• [Directions] Every entry below must appear again, exactly as written.

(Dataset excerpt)
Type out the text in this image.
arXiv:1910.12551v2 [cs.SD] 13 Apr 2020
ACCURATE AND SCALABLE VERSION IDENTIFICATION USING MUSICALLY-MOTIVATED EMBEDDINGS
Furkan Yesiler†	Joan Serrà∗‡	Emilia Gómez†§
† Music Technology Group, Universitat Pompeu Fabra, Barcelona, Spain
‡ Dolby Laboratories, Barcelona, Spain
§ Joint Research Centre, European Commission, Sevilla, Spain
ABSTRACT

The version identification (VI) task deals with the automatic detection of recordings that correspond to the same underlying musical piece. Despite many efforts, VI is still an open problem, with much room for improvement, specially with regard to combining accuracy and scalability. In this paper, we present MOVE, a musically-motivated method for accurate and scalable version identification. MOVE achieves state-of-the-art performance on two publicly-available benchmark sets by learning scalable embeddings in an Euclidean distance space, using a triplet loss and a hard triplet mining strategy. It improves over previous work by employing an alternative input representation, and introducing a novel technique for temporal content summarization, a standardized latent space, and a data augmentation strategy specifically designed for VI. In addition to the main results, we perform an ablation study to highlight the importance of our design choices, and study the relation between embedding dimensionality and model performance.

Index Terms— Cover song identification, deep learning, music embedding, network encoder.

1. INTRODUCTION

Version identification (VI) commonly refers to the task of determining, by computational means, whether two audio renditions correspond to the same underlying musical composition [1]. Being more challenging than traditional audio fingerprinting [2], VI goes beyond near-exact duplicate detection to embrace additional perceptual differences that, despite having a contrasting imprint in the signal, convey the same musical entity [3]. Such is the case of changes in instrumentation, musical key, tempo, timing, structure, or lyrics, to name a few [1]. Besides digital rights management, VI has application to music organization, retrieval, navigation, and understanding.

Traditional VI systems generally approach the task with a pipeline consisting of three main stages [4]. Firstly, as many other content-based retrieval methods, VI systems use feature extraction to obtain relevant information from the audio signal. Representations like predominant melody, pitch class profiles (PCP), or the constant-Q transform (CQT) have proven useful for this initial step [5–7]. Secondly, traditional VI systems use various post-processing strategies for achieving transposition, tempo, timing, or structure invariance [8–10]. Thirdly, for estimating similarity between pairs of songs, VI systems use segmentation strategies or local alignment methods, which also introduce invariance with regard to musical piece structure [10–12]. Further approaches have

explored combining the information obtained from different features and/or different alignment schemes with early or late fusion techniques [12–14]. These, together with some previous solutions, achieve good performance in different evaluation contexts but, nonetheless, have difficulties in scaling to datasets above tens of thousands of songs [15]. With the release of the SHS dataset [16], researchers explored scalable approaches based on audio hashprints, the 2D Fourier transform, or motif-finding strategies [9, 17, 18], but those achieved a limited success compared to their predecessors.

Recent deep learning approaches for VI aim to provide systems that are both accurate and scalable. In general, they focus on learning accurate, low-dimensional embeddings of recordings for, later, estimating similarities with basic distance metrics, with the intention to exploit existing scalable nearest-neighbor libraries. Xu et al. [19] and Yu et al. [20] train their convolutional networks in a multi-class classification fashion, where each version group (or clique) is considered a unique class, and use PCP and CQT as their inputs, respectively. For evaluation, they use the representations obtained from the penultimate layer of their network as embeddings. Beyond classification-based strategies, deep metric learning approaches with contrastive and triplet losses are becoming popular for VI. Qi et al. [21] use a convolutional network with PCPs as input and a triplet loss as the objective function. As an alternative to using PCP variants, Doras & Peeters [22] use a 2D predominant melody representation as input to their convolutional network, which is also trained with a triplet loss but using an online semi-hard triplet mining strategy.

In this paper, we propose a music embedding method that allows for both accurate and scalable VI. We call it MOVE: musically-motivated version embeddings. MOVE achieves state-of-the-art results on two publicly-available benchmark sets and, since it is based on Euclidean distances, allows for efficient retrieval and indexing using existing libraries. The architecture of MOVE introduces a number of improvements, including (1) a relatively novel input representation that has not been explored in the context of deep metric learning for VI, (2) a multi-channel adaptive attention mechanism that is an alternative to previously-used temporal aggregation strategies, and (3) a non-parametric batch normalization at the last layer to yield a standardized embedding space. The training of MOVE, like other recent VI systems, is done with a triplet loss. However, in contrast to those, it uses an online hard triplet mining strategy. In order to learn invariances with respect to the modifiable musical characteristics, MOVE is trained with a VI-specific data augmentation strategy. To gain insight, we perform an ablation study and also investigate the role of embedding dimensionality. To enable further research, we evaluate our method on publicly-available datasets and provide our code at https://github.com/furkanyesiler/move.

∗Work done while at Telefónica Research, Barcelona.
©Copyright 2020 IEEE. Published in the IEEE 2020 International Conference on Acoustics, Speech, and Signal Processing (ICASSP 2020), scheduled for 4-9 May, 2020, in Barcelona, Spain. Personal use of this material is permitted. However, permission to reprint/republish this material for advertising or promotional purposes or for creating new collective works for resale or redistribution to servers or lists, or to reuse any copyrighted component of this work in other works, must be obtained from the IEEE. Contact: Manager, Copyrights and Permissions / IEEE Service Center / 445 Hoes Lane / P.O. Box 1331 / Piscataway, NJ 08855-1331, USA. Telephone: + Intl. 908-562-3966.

• [Task answer]
Type out the text in this image.
arXiv:1910.12551v2 [cs.SD] 13 Apr 2020
ACCURATE AND SCALABLE VERSION IDENTIFICATION USING MUSICALLY-MOTIVATED EMBEDDINGS
Furkan Yesiler†	Joan Serrà∗‡	Emilia Gómez†§
† Music Technology Group, Universitat Pompeu Fabra, Barcelona, Spain
‡ Dolby Laboratories, Barcelona, Spain
§ Joint Research Centre, European Commission, Sevilla, Spain
ABSTRACT

The version identification (VI) task deals with the automatic detection of recordings that correspond to the same underlying musical piece. Despite many efforts, VI is still an open problem, with much room for improvement, specially with regard to combining accuracy and scalability. In this paper, we present MOVE, a musically-motivated method for accurate and scalable version identification. MOVE achieves state-of-the-art performance on two publicly-available benchmark sets by learning scalable embeddings in an Euclidean distance space, using a triplet loss and a hard triplet mining strategy. It improves over previous work by employing an alternative input representation, and introducing a novel technique for temporal content summarization, a standardized latent space, and a data augmentation strategy specifically designed for VI. In addition to the main results, we perform an ablation study to highlight the importance of our design choices, and study the relation between embedding dimensionality and model performance.

Index Terms— Cover song identification, deep learning, music embedding, network encoder.

1. INTRODUCTION

Version identification (VI) commonly refers to the task of determining, by computational means, whether two audio renditions correspond to the same underlying musical composition [1]. Being more challenging than traditional audio fingerprinting [2], VI goes beyond near-exact duplicate detection to embrace additional perceptual differences that, despite having a contrasting imprint in the signal, convey the same musical entity [3]. Such is the case of changes in instrumentation, musical key, tempo, timing, structure, or lyrics, to name a few [1]. Besides digital rights management, VI has application to music organization, retrieval, navigation, and understanding.

Traditional VI systems generally approach the task with a pipeline consisting of three main stages [4]. Firstly, as many other content-based retrieval methods, VI systems use feature extraction to obtain relevant information from the audio signal. Representations like predominant melody, pitch class profiles (PCP), or the constant-Q transform (CQT) have proven useful for this initial step [5–7]. Secondly, traditional VI systems use various post-processing strategies for achieving transposition, tempo, timing, or structure invariance [8–10]. Thirdly, for estimating similarity between pairs of songs, VI systems use segmentation strategies or local alignment methods, which also introduce invariance with regard to musical piece structure [10–12]. Further approaches have

explored combining the information obtained from different features and/or different alignment schemes with early or late fusion techniques [12–14]. These, together with some previous solutions, achieve good performance in different evaluation contexts but, nonetheless, have difficulties in scaling to datasets above tens of thousands of songs [15]. With the release of the SHS dataset [16], researchers explored scalable approaches based on audio hashprints, the 2D Fourier transform, or motif-finding strategies [9, 17, 18], but those achieved a limited success compared to their predecessors.

Recent deep learning approaches for VI aim to provide systems that are both accurate and scalable. In general, they focus on learning accurate, low-dimensional embeddings of recordings for, later, estimating similarities with basic distance metrics, with the intention to exploit existing scalable nearest-neighbor libraries. Xu et al. [19] and Yu et al. [20] train their convolutional networks in a multi-class classification fashion, where each version group (or clique) is considered a unique class, and use PCP and CQT as their inputs, respectively. For evaluation, they use the representations obtained from the penultimate layer of their network as embeddings. Beyond classification-based strategies, deep metric learning approaches with contrastive and triplet losses are becoming popular for VI. Qi et al. [21] use a convolutional network with PCPs as input and a triplet loss as the objective function. As an alternative to using PCP variants, Doras & Peeters [22] use a 2D predominant melody representation as input to their convolutional network, which is also trained with a triplet loss but using an online semi-hard triplet mining strategy.

In this paper, we propose a music embedding method that allows for both accurate and scalable VI. We call it MOVE: musically-motivated version embeddings. MOVE achieves state-of-the-art results on two publicly-available benchmark sets and, since it is based on Euclidean distances, allows for efficient retrieval and indexing using existing libraries. The architecture of MOVE introduces a number of improvements, including (1) a relatively novel input representation that has not been explored in the context of deep metric learning for VI, (2) a multi-channel adaptive attention mechanism that is an alternative to previously-used temporal aggregation strategies, and (3) a non-parametric batch normalization at the last layer to yield a standardized embedding space. The training of MOVE, like other recent VI systems, is done with a triplet loss. However, in contrast to those, it uses an online hard triplet mining strategy. In order to learn invariances with respect to the modifiable musical characteristics, MOVE is trained with a VI-specific data augmentation strategy. To gain insight, we perform an ablation study and also investigate the role of embedding dimensionality. To enable further research, we evaluate our method on publicly-available datasets and provide our code at https://github.com/furkanyesiler/move.

∗Work done while at Telefónica Research, Barcelona.
©Copyright 2020 IEEE. Published in the IEEE 2020 International Conference on Acoustics, Speech, and Signal Processing (ICASSP 2020), scheduled for 4-9 May, 2020, in Barcelona, Spain. Personal use of this material is permitted. However, permission to reprint/republish this material for advertising or promotional purposes or for creating new collective works for resale or redistribution to servers or lists, or to reuse any copyrighted component of this work in other works, must be obtained from the IEEE. Contact: Manager, Copyrights and Permissions / IEEE Service Center / 445 Hoes Lane / P.O. Box 1331 / Piscataway, NJ 08855-1331, USA. Telephone: + Intl. 908-562-3966.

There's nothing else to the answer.